§ EXERCISE BRIEF: Each entry below should be written out exactly as it is, with no pictures.

§ ENTRIES SHOWN:

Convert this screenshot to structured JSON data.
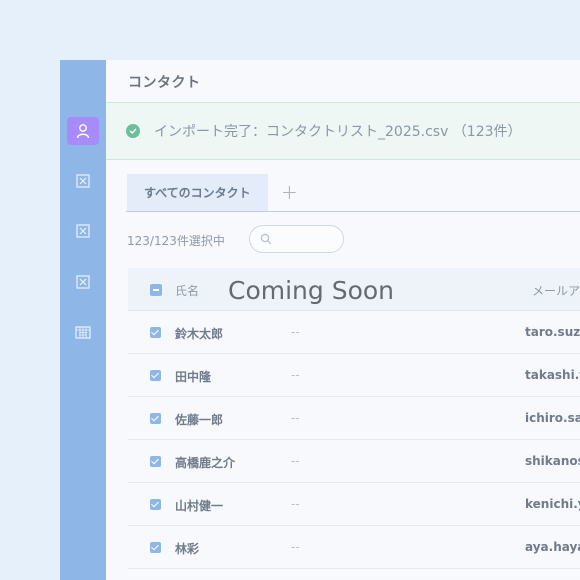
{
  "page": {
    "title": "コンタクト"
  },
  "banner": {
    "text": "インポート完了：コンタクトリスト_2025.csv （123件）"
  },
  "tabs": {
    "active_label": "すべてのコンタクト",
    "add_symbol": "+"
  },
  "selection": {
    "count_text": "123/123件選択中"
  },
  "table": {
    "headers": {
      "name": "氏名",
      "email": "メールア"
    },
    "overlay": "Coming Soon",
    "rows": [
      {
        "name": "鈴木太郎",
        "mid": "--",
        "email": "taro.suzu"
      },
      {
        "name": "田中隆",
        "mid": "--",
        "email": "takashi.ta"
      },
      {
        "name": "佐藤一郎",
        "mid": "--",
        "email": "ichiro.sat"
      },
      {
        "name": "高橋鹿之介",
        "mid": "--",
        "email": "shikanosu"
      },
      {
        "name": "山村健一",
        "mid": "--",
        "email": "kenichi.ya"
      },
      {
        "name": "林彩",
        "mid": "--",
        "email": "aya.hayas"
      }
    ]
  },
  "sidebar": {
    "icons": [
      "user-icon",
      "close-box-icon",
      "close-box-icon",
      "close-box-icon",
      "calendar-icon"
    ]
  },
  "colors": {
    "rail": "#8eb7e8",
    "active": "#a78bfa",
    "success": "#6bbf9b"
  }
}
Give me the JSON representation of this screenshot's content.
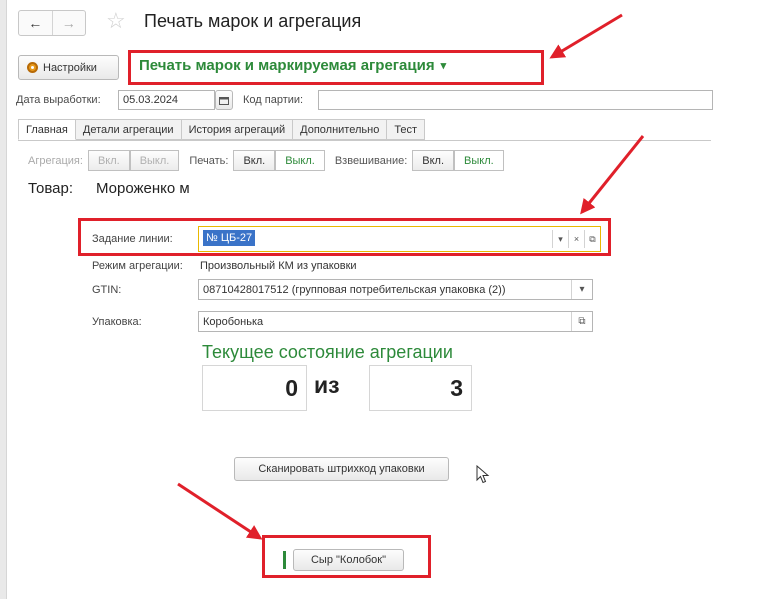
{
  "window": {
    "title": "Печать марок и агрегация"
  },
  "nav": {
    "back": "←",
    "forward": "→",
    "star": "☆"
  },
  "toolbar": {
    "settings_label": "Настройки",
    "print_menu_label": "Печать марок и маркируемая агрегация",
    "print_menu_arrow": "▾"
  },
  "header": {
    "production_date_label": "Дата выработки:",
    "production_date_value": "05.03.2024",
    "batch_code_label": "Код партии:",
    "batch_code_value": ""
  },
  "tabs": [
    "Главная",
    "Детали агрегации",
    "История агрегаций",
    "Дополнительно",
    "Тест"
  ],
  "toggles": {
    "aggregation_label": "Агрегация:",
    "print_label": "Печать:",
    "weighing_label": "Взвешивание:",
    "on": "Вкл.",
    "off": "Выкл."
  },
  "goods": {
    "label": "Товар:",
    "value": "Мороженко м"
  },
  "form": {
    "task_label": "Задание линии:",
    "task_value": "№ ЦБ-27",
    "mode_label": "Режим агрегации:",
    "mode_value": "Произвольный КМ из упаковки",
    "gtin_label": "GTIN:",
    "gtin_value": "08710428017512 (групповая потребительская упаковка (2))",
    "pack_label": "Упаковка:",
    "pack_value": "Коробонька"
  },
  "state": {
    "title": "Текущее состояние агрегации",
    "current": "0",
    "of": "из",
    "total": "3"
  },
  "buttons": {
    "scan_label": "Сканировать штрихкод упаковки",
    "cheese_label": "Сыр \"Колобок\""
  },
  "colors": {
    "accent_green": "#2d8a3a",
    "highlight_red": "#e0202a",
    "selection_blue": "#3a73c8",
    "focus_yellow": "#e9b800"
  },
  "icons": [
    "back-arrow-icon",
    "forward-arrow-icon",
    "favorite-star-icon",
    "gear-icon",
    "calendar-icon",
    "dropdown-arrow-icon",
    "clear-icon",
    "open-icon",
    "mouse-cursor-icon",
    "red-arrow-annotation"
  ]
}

§ FULL RESPONSE:
Convert this screenshot to structured JSON data.
{
  "page": {
    "title": "コンタクト"
  },
  "banner": {
    "text": "インポート完了：コンタクトリスト_2025.csv （123件）"
  },
  "tabs": {
    "active_label": "すべてのコンタクト",
    "add_symbol": "+"
  },
  "selection": {
    "count_text": "123/123件選択中"
  },
  "table": {
    "headers": {
      "name": "氏名",
      "email": "メールア"
    },
    "overlay": "Coming Soon",
    "rows": [
      {
        "name": "鈴木太郎",
        "mid": "--",
        "email": "taro.suzu"
      },
      {
        "name": "田中隆",
        "mid": "--",
        "email": "takashi.ta"
      },
      {
        "name": "佐藤一郎",
        "mid": "--",
        "email": "ichiro.sat"
      },
      {
        "name": "高橋鹿之介",
        "mid": "--",
        "email": "shikanosu"
      },
      {
        "name": "山村健一",
        "mid": "--",
        "email": "kenichi.ya"
      },
      {
        "name": "林彩",
        "mid": "--",
        "email": "aya.hayas"
      }
    ]
  },
  "sidebar": {
    "icons": [
      "user-icon",
      "close-box-icon",
      "close-box-icon",
      "close-box-icon",
      "calendar-icon"
    ]
  },
  "colors": {
    "rail": "#8eb7e8",
    "active": "#a78bfa",
    "success": "#6bbf9b"
  }
}
Give me the JSON representation of this screenshot's content.
{
  "window": {
    "title": "Печать марок и агрегация"
  },
  "nav": {
    "back": "←",
    "forward": "→",
    "star": "☆"
  },
  "toolbar": {
    "settings_label": "Настройки",
    "print_menu_label": "Печать марок и маркируемая агрегация",
    "print_menu_arrow": "▾"
  },
  "header": {
    "production_date_label": "Дата выработки:",
    "production_date_value": "05.03.2024",
    "batch_code_label": "Код партии:",
    "batch_code_value": ""
  },
  "tabs": [
    "Главная",
    "Детали агрегации",
    "История агрегаций",
    "Дополнительно",
    "Тест"
  ],
  "toggles": {
    "aggregation_label": "Агрегация:",
    "print_label": "Печать:",
    "weighing_label": "Взвешивание:",
    "on": "Вкл.",
    "off": "Выкл."
  },
  "goods": {
    "label": "Товар:",
    "value": "Мороженко м"
  },
  "form": {
    "task_label": "Задание линии:",
    "task_value": "№ ЦБ-27",
    "mode_label": "Режим агрегации:",
    "mode_value": "Произвольный КМ из упаковки",
    "gtin_label": "GTIN:",
    "gtin_value": "08710428017512 (групповая потребительская упаковка (2))",
    "pack_label": "Упаковка:",
    "pack_value": "Коробонька"
  },
  "state": {
    "title": "Текущее состояние агрегации",
    "current": "0",
    "of": "из",
    "total": "3"
  },
  "buttons": {
    "scan_label": "Сканировать штрихкод упаковки",
    "cheese_label": "Сыр \"Колобок\""
  },
  "colors": {
    "accent_green": "#2d8a3a",
    "highlight_red": "#e0202a",
    "selection_blue": "#3a73c8",
    "focus_yellow": "#e9b800"
  },
  "icons": [
    "back-arrow-icon",
    "forward-arrow-icon",
    "favorite-star-icon",
    "gear-icon",
    "calendar-icon",
    "dropdown-arrow-icon",
    "clear-icon",
    "open-icon",
    "mouse-cursor-icon",
    "red-arrow-annotation"
  ]
}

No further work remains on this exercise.